> **The data**:
============================================================
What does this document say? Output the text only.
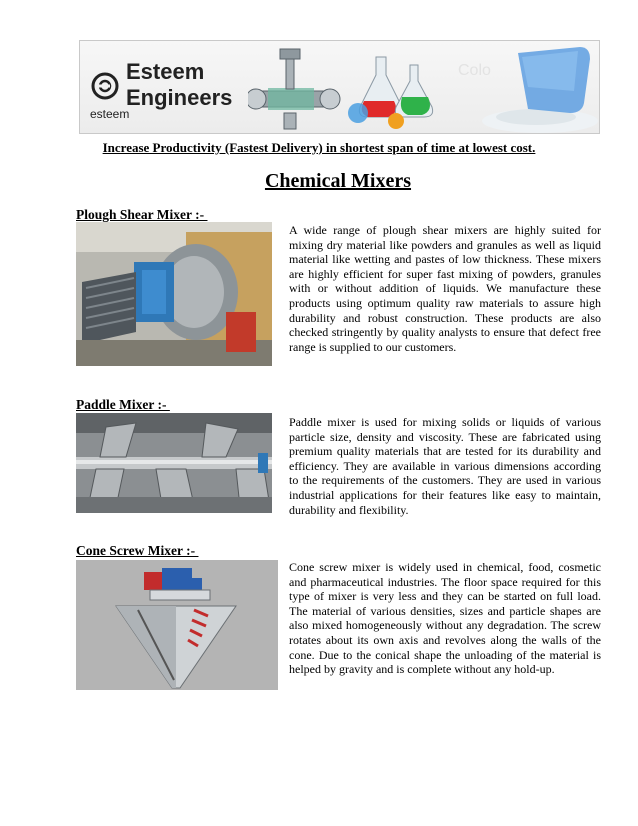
Esteem
Engineers
esteem
Colo
Increase Productivity (Fastest Delivery) in shortest span of time at lowest cost.
Chemical Mixers
Plough Shear Mixer :-
A wide range of plough shear mixers are highly suited for mixing dry material like powders and granules as well as liquid material like wetting and pastes of low thickness. These mixers are highly efficient for super fast mixing of powders, granules with or without addition of liquids. We manufacture these products using optimum quality raw materials to assure high durability and robust construction. These products are also checked stringently by quality analysts to ensure that defect free range is supplied to our customers.
Paddle Mixer :-
Paddle mixer is used for mixing solids or liquids of various particle size, density and viscosity. These are fabricated using premium quality materials that are tested for its durability and efficiency. They are available in various dimensions according to the requirements of the customers. They are used in various industrial applications for their features like easy to maintain, durability and flexibility.
Cone Screw Mixer :-
Cone screw mixer is widely used in chemical, food, cosmetic and pharmaceutical industries. The floor space required for this type of mixer is very less and they can be started on full load. The material of various densities, sizes and particle shapes are also mixed homogeneously without any degradation. The screw rotates about its own axis and revolves along the walls of the cone. Due to the conical shape the unloading of the material is helped by gravity and is complete without any hold-up.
============================================================
> **Exercise description**:
Copy out the records above in full, exactly as written, but not the pictures.

> **Exercise answer**:
What does this document say? Output the text only.
Esteem
Engineers
esteem
Colo
Increase Productivity (Fastest Delivery) in shortest span of time at lowest cost.
Chemical Mixers
Plough Shear Mixer :-
A wide range of plough shear mixers are highly suited for mixing dry material like powders and granules as well as liquid material like wetting and pastes of low thickness. These mixers are highly efficient for super fast mixing of powders, granules with or without addition of liquids. We manufacture these products using optimum quality raw materials to assure high durability and robust construction. These products are also checked stringently by quality analysts to ensure that defect free range is supplied to our customers.
Paddle Mixer :-
Paddle mixer is used for mixing solids or liquids of various particle size, density and viscosity. These are fabricated using premium quality materials that are tested for its durability and efficiency. They are available in various dimensions according to the requirements of the customers. They are used in various industrial applications for their features like easy to maintain, durability and flexibility.
Cone Screw Mixer :-
Cone screw mixer is widely used in chemical, food, cosmetic and pharmaceutical industries. The floor space required for this type of mixer is very less and they can be started on full load. The material of various densities, sizes and particle shapes are also mixed homogeneously without any degradation. The screw rotates about its own axis and revolves along the walls of the cone. Due to the conical shape the unloading of the material is helped by gravity and is complete without any hold-up.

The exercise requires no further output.